> [Stated goal] Please repeat all of the lines that follow, exactly as written.
○ ○ ○ ○
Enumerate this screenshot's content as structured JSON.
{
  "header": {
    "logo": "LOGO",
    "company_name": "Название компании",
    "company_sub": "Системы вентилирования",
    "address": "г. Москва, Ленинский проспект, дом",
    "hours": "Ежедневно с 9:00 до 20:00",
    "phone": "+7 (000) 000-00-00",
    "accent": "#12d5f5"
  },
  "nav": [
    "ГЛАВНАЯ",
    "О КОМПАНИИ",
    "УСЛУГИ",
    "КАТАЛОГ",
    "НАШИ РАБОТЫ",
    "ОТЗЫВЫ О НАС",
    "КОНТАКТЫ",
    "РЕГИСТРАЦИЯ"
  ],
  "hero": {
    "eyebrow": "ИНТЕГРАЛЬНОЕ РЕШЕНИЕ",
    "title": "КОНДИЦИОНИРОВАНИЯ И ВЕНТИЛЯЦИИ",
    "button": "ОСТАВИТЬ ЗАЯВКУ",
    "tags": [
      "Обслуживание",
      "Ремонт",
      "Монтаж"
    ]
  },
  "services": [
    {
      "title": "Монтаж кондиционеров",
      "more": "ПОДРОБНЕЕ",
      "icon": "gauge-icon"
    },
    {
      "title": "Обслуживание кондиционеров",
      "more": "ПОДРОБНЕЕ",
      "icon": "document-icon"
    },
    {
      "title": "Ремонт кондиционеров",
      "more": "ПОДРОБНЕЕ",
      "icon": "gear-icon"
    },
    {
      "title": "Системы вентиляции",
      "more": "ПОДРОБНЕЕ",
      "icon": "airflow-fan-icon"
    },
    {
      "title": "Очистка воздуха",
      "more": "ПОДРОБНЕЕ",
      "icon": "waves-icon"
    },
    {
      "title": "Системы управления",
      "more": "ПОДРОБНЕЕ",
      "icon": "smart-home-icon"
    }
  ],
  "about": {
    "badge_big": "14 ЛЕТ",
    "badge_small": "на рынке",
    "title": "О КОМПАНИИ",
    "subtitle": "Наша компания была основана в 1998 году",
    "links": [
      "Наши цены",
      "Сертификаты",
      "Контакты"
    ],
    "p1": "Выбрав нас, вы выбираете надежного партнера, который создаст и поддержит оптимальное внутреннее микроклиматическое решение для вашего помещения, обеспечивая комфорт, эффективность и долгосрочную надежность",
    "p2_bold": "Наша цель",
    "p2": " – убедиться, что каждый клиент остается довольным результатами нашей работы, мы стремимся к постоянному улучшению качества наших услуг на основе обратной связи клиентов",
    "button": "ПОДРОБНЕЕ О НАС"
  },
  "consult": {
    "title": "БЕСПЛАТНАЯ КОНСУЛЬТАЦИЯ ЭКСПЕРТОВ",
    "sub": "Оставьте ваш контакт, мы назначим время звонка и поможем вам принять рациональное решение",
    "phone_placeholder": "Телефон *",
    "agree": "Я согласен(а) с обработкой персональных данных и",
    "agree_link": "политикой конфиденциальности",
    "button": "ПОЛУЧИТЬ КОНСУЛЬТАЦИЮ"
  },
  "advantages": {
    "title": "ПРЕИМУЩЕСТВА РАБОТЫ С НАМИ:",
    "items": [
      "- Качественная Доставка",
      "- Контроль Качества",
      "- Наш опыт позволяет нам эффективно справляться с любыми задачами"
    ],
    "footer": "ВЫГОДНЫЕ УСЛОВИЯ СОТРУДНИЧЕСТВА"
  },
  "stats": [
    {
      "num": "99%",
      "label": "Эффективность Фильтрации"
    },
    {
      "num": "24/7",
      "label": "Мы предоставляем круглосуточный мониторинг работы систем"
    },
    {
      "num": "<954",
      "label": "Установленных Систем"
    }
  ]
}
○ ○ ○ ○
> [Answer to this problem]
Enumerate this screenshot's content as structured JSON.
{
  "header": {
    "logo": "LOGO",
    "company_name": "Название компании",
    "company_sub": "Системы вентилирования",
    "address": "г. Москва, Ленинский проспект, дом",
    "hours": "Ежедневно с 9:00 до 20:00",
    "phone": "+7 (000) 000-00-00",
    "accent": "#12d5f5"
  },
  "nav": [
    "ГЛАВНАЯ",
    "О КОМПАНИИ",
    "УСЛУГИ",
    "КАТАЛОГ",
    "НАШИ РАБОТЫ",
    "ОТЗЫВЫ О НАС",
    "КОНТАКТЫ",
    "РЕГИСТРАЦИЯ"
  ],
  "hero": {
    "eyebrow": "ИНТЕГРАЛЬНОЕ РЕШЕНИЕ",
    "title": "КОНДИЦИОНИРОВАНИЯ И ВЕНТИЛЯЦИИ",
    "button": "ОСТАВИТЬ ЗАЯВКУ",
    "tags": [
      "Обслуживание",
      "Ремонт",
      "Монтаж"
    ]
  },
  "services": [
    {
      "title": "Монтаж кондиционеров",
      "more": "ПОДРОБНЕЕ",
      "icon": "gauge-icon"
    },
    {
      "title": "Обслуживание кондиционеров",
      "more": "ПОДРОБНЕЕ",
      "icon": "document-icon"
    },
    {
      "title": "Ремонт кондиционеров",
      "more": "ПОДРОБНЕЕ",
      "icon": "gear-icon"
    },
    {
      "title": "Системы вентиляции",
      "more": "ПОДРОБНЕЕ",
      "icon": "airflow-fan-icon"
    },
    {
      "title": "Очистка воздуха",
      "more": "ПОДРОБНЕЕ",
      "icon": "waves-icon"
    },
    {
      "title": "Системы управления",
      "more": "ПОДРОБНЕЕ",
      "icon": "smart-home-icon"
    }
  ],
  "about": {
    "badge_big": "14 ЛЕТ",
    "badge_small": "на рынке",
    "title": "О КОМПАНИИ",
    "subtitle": "Наша компания была основана в 1998 году",
    "links": [
      "Наши цены",
      "Сертификаты",
      "Контакты"
    ],
    "p1": "Выбрав нас, вы выбираете надежного партнера, который создаст и поддержит оптимальное внутреннее микроклиматическое решение для вашего помещения, обеспечивая комфорт, эффективность и долгосрочную надежность",
    "p2_bold": "Наша цель",
    "p2": " – убедиться, что каждый клиент остается довольным результатами нашей работы, мы стремимся к постоянному улучшению качества наших услуг на основе обратной связи клиентов",
    "button": "ПОДРОБНЕЕ О НАС"
  },
  "consult": {
    "title": "БЕСПЛАТНАЯ КОНСУЛЬТАЦИЯ ЭКСПЕРТОВ",
    "sub": "Оставьте ваш контакт, мы назначим время звонка и поможем вам принять рациональное решение",
    "phone_placeholder": "Телефон *",
    "agree": "Я согласен(а) с обработкой персональных данных и",
    "agree_link": "политикой конфиденциальности",
    "button": "ПОЛУЧИТЬ КОНСУЛЬТАЦИЮ"
  },
  "advantages": {
    "title": "ПРЕИМУЩЕСТВА РАБОТЫ С НАМИ:",
    "items": [
      "- Качественная Доставка",
      "- Контроль Качества",
      "- Наш опыт позволяет нам эффективно справляться с любыми задачами"
    ],
    "footer": "ВЫГОДНЫЕ УСЛОВИЯ СОТРУДНИЧЕСТВА"
  },
  "stats": [
    {
      "num": "99%",
      "label": "Эффективность Фильтрации"
    },
    {
      "num": "24/7",
      "label": "Мы предоставляем круглосуточный мониторинг работы систем"
    },
    {
      "num": "<954",
      "label": "Установленных Систем"
    }
  ]
}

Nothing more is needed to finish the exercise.